_Written task_: Your answer should be only a number: how many lines include the word "network".

_Available records_:
○ ○ ○ ○

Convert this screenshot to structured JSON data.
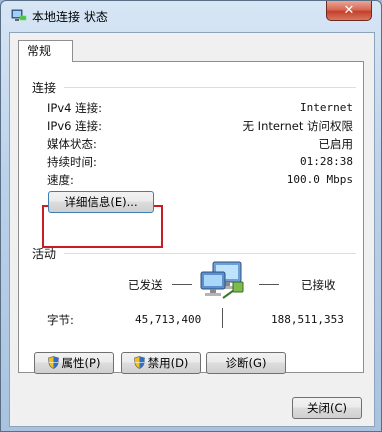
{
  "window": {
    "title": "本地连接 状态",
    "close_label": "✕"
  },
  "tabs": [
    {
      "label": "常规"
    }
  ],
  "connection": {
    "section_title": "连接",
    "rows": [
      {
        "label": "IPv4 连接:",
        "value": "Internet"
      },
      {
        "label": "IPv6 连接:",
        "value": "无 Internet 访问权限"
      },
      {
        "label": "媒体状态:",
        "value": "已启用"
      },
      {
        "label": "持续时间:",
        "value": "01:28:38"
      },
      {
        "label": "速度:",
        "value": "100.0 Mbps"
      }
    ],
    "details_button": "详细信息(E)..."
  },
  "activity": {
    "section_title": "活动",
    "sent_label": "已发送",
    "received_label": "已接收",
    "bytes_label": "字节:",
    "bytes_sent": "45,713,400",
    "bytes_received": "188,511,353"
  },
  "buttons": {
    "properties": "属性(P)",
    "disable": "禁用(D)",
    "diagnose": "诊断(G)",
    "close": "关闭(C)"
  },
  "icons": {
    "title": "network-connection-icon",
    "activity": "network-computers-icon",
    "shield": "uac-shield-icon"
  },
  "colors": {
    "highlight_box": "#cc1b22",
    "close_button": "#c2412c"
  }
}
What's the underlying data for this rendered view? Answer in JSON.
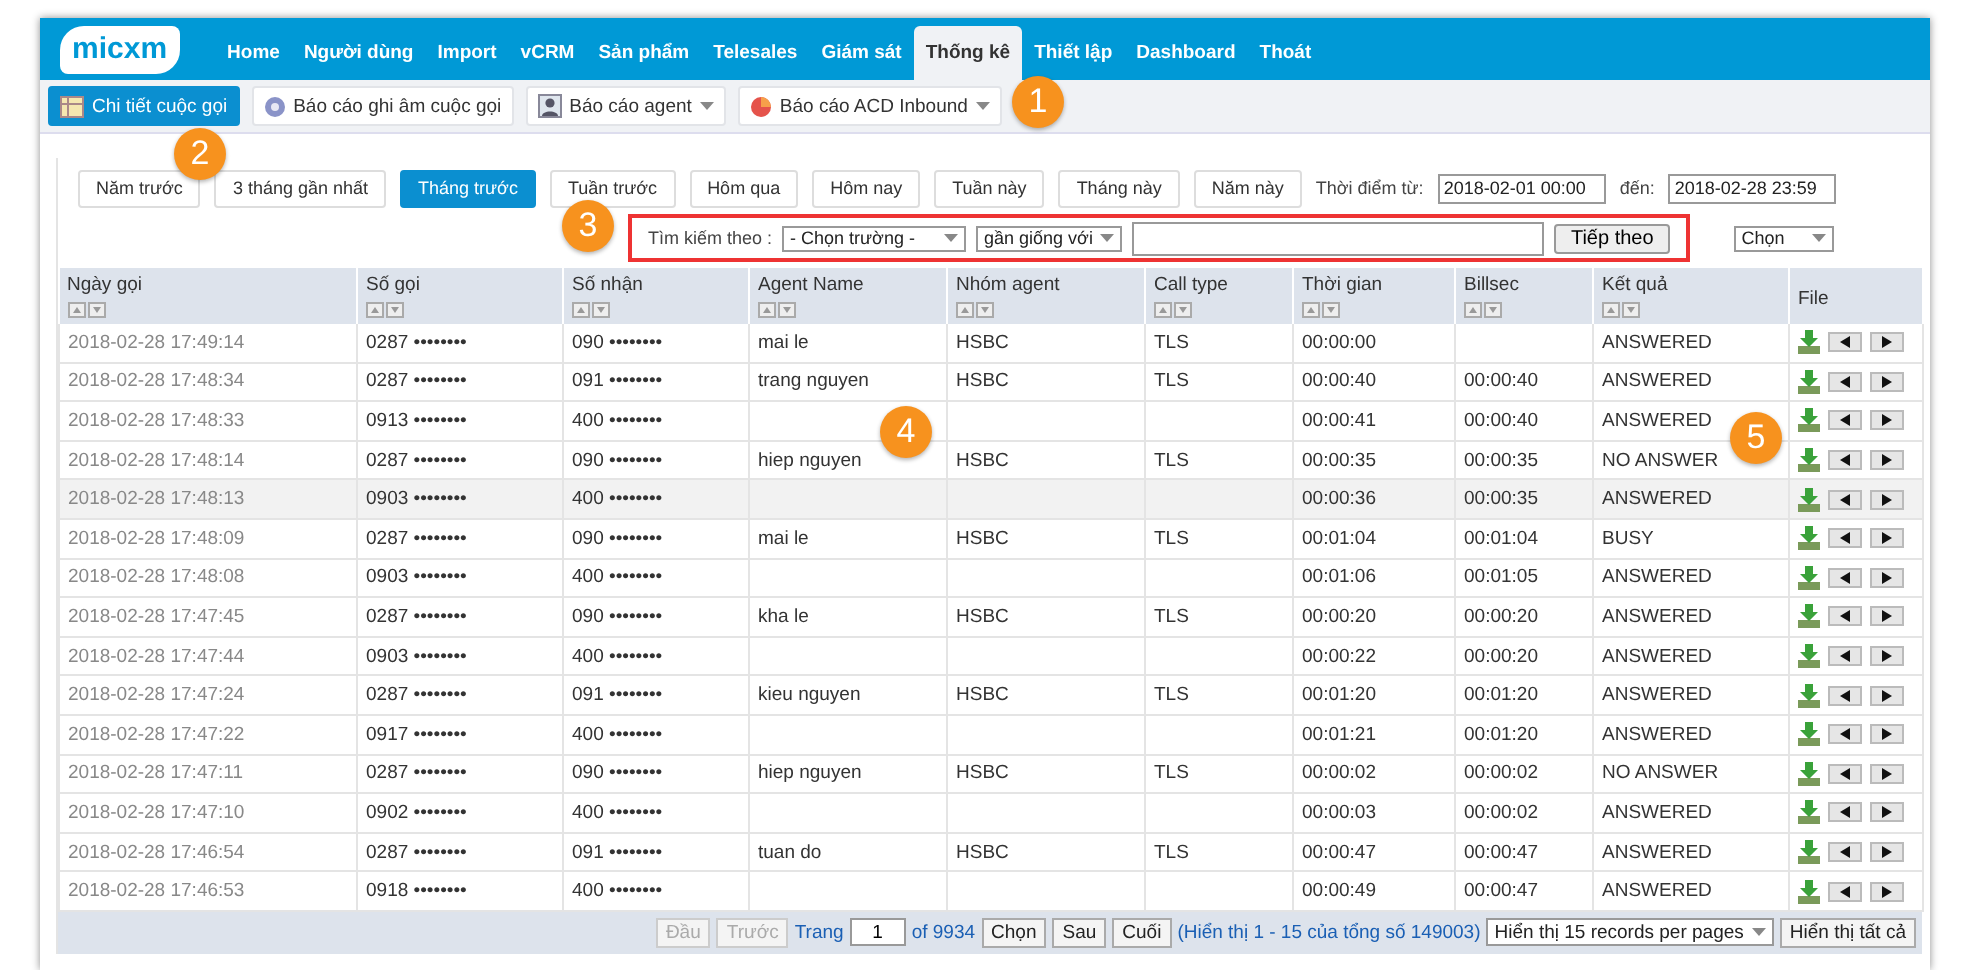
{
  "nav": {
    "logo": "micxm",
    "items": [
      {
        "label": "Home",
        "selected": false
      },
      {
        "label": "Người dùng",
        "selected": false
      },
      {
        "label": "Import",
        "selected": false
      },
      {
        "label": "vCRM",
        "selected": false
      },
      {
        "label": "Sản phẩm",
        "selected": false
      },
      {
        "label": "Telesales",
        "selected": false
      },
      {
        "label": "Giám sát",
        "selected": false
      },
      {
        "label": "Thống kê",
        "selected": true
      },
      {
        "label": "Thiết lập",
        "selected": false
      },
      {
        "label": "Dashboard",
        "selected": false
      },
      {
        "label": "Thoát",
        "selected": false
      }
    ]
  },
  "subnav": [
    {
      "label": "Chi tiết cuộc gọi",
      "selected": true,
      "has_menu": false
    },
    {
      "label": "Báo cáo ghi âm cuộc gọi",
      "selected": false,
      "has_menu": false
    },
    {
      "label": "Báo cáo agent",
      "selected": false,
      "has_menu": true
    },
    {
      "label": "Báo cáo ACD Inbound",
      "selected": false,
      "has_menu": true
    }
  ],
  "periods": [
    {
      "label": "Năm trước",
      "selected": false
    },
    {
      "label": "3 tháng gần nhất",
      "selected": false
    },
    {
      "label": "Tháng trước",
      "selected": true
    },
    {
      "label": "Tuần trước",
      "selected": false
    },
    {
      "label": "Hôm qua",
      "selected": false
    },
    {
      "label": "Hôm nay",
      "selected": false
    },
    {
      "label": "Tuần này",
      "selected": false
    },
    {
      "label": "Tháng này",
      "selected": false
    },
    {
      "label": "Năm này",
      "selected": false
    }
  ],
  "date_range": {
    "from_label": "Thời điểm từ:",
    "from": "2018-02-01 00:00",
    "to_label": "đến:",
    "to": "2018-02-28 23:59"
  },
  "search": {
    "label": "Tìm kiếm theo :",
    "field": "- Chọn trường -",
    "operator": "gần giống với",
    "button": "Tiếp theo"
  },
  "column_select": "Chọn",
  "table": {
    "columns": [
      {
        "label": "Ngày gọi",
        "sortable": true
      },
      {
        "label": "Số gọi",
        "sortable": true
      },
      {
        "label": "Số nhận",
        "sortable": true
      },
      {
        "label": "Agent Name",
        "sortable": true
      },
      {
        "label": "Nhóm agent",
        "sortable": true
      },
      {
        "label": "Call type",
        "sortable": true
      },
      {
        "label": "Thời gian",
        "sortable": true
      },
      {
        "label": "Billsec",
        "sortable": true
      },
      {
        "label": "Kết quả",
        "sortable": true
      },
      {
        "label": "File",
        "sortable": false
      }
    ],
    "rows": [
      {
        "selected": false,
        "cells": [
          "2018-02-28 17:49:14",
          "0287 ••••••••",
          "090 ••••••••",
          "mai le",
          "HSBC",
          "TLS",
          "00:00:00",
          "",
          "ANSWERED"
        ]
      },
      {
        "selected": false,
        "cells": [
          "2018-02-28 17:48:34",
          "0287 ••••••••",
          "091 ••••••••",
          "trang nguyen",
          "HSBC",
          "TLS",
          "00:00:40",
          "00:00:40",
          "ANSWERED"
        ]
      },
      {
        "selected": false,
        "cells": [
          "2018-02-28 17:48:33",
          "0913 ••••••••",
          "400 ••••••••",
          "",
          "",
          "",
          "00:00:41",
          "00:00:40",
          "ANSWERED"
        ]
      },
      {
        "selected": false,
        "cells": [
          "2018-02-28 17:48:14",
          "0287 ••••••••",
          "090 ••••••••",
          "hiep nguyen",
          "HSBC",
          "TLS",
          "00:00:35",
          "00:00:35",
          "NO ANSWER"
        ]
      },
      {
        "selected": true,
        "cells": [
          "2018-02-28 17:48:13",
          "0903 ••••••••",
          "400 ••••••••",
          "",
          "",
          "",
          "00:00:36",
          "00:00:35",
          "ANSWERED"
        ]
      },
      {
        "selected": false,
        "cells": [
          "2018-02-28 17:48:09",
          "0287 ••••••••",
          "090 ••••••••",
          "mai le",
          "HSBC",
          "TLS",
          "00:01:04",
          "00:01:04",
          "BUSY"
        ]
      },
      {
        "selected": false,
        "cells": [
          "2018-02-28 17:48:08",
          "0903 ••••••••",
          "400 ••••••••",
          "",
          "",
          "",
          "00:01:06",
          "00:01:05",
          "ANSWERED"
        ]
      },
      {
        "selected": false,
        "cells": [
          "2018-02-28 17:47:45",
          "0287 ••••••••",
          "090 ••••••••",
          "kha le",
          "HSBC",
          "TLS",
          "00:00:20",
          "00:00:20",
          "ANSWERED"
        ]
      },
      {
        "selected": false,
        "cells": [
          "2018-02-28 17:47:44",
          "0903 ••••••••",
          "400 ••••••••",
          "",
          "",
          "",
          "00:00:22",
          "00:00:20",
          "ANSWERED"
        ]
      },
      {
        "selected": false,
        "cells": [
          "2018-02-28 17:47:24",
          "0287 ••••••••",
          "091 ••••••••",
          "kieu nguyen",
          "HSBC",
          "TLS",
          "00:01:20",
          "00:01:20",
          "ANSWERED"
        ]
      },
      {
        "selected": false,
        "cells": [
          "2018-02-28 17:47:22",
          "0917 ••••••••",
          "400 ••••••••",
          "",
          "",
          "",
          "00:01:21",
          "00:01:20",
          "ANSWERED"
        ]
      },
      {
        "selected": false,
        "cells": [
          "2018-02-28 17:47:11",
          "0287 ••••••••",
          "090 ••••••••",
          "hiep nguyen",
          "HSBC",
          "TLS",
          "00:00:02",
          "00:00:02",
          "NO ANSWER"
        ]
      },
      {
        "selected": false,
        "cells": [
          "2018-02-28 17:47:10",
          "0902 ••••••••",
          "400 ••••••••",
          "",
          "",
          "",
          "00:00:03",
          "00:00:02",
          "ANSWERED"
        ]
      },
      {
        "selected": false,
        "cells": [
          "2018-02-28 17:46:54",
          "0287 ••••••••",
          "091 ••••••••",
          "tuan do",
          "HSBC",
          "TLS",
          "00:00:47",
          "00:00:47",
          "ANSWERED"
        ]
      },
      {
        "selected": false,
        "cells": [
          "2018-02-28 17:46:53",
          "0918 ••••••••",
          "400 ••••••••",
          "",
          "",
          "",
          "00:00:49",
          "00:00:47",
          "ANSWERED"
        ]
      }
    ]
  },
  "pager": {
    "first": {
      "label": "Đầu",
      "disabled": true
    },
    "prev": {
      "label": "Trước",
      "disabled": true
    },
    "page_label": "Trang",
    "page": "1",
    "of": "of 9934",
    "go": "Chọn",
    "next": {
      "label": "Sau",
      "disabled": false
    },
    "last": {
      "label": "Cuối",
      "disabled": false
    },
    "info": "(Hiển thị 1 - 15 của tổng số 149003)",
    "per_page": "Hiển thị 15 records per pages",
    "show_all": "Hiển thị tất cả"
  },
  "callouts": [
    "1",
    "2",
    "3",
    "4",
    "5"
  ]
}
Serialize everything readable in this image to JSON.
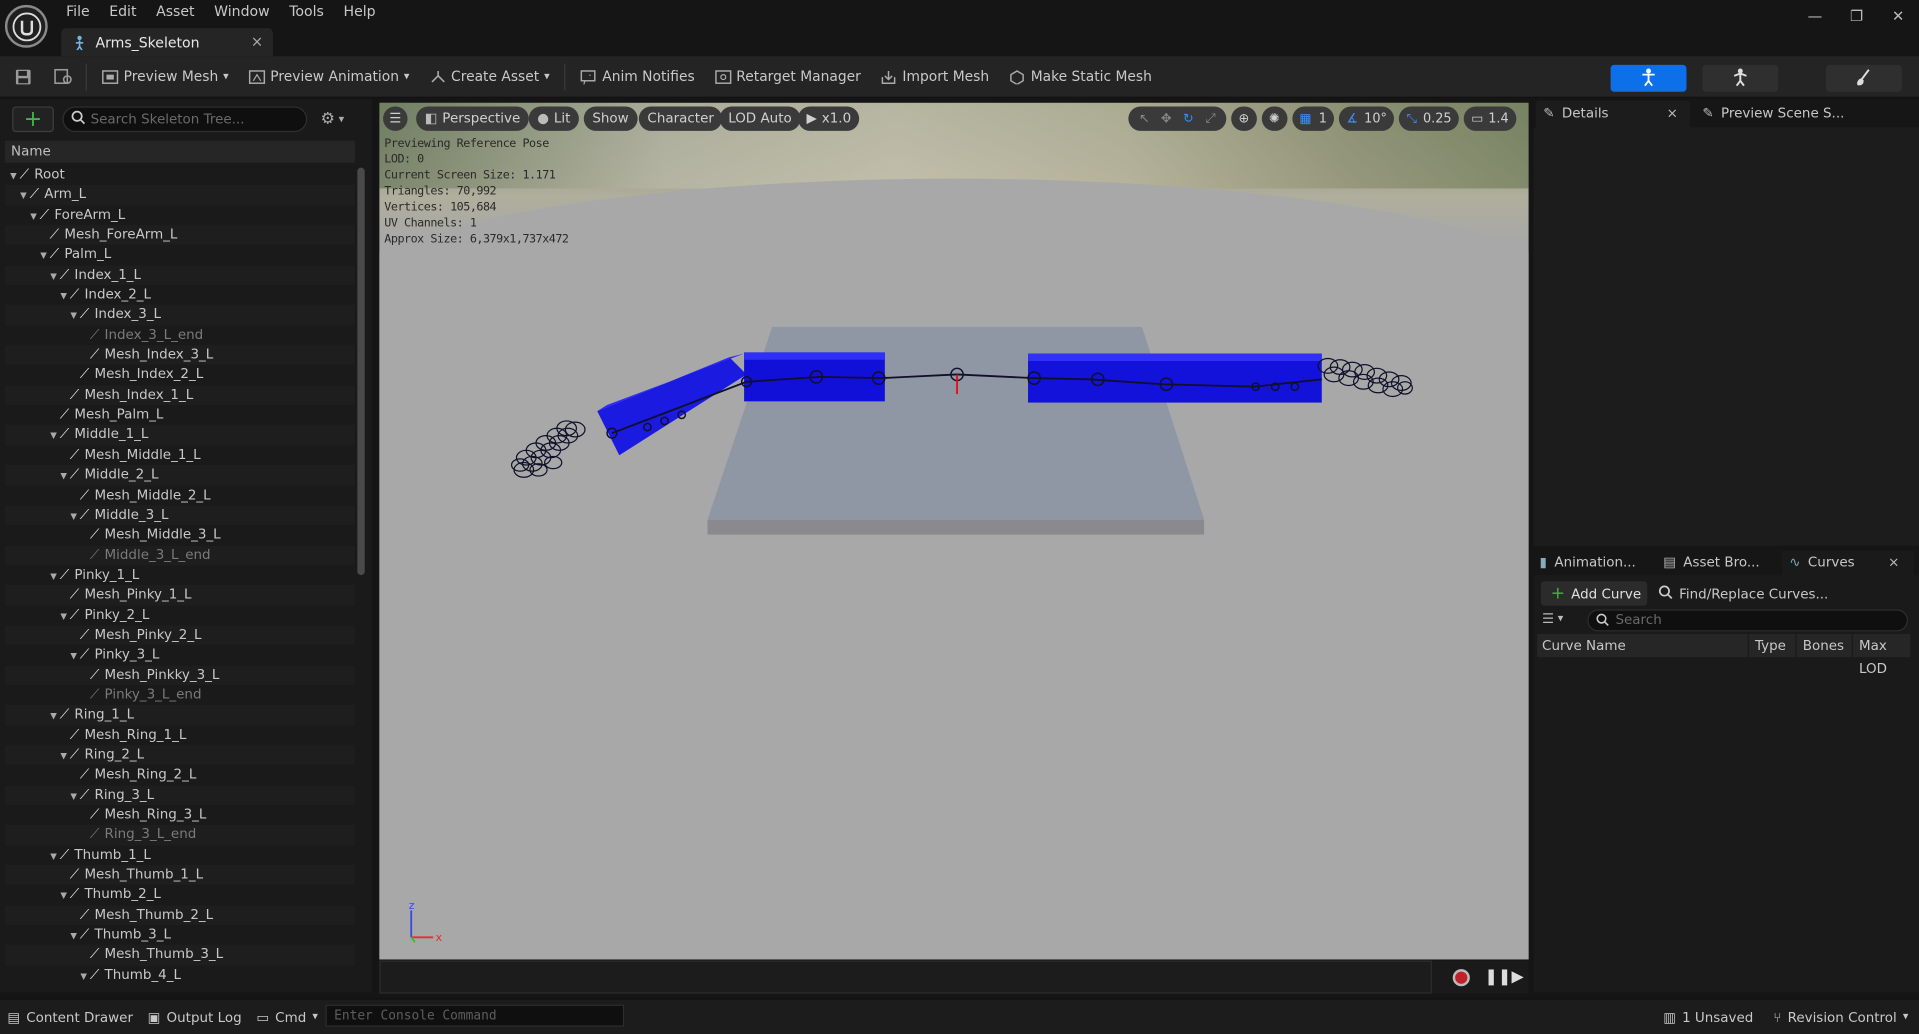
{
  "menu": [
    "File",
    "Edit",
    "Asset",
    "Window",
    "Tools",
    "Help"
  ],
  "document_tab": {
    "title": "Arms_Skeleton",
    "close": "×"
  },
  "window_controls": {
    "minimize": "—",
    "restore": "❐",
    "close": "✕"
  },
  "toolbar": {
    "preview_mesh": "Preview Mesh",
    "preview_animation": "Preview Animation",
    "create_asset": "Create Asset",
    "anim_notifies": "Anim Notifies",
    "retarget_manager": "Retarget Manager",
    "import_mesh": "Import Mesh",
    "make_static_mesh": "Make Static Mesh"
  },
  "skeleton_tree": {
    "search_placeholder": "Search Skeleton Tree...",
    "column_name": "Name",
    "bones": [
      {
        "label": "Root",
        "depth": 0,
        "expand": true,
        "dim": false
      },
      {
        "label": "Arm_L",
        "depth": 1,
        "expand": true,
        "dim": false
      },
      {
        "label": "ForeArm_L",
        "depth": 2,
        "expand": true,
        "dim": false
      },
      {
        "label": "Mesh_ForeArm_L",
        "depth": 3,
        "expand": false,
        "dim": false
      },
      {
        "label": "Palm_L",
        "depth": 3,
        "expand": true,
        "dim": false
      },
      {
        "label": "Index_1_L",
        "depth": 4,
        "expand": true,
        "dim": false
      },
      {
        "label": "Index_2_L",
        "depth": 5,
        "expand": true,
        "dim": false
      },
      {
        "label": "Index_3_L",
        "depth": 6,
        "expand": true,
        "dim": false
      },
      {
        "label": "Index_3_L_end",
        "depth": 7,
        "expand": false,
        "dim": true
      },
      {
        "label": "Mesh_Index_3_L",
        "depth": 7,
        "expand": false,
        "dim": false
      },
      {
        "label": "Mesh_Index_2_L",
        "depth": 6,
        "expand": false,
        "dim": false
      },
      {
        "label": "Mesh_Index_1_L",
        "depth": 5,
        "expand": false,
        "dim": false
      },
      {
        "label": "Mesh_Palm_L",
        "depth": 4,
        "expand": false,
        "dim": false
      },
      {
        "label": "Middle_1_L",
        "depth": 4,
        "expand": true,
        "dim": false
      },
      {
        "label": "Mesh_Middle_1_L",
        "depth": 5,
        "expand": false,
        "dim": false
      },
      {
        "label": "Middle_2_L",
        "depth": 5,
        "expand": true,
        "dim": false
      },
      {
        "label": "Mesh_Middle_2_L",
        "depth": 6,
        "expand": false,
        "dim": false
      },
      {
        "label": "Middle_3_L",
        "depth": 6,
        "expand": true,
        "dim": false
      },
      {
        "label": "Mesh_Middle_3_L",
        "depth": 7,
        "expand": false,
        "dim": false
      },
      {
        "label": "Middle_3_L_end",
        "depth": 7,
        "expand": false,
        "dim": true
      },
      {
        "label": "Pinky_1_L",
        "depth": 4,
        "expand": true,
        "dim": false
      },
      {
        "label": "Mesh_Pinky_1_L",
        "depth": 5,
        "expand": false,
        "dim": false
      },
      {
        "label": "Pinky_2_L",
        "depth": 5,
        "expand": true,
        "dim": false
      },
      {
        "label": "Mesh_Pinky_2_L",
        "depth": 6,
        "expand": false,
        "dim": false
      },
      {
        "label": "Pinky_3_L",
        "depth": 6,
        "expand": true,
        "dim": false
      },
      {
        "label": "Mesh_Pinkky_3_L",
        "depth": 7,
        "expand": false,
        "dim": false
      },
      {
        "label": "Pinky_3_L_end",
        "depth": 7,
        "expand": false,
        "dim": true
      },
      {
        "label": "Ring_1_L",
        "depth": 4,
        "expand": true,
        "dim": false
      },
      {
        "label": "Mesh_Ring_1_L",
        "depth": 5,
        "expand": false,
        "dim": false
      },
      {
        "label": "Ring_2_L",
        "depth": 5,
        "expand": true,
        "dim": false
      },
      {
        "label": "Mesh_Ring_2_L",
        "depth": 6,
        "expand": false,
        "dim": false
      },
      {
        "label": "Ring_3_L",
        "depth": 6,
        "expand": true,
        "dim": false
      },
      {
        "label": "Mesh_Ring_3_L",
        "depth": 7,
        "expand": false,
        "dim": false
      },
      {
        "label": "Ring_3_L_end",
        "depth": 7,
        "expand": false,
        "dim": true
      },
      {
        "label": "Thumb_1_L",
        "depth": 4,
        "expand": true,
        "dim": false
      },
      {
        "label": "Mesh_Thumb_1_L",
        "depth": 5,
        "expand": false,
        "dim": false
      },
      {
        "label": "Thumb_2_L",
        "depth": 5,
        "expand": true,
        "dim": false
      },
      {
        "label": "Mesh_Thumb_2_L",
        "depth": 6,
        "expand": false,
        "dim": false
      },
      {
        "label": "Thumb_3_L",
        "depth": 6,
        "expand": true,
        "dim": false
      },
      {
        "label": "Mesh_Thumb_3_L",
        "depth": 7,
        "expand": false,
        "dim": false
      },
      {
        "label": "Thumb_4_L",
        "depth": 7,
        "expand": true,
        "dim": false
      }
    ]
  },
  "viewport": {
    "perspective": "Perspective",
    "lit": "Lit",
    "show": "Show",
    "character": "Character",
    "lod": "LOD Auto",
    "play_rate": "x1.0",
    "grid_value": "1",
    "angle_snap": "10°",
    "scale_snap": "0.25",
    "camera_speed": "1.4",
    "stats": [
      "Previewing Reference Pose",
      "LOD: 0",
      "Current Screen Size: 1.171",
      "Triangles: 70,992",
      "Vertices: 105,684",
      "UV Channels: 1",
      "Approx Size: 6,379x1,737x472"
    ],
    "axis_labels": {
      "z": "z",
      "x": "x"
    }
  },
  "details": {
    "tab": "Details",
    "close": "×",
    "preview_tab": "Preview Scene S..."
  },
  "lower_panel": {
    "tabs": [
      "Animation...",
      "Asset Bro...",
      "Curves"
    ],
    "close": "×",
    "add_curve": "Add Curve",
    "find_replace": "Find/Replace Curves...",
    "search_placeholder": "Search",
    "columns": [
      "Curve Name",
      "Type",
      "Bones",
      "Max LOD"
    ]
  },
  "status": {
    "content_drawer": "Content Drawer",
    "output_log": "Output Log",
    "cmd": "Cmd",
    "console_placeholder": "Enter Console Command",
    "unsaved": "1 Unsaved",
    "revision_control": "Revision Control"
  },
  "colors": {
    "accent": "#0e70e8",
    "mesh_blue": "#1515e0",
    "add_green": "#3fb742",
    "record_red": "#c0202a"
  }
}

○ ○ ○ ○

_Task response_: 2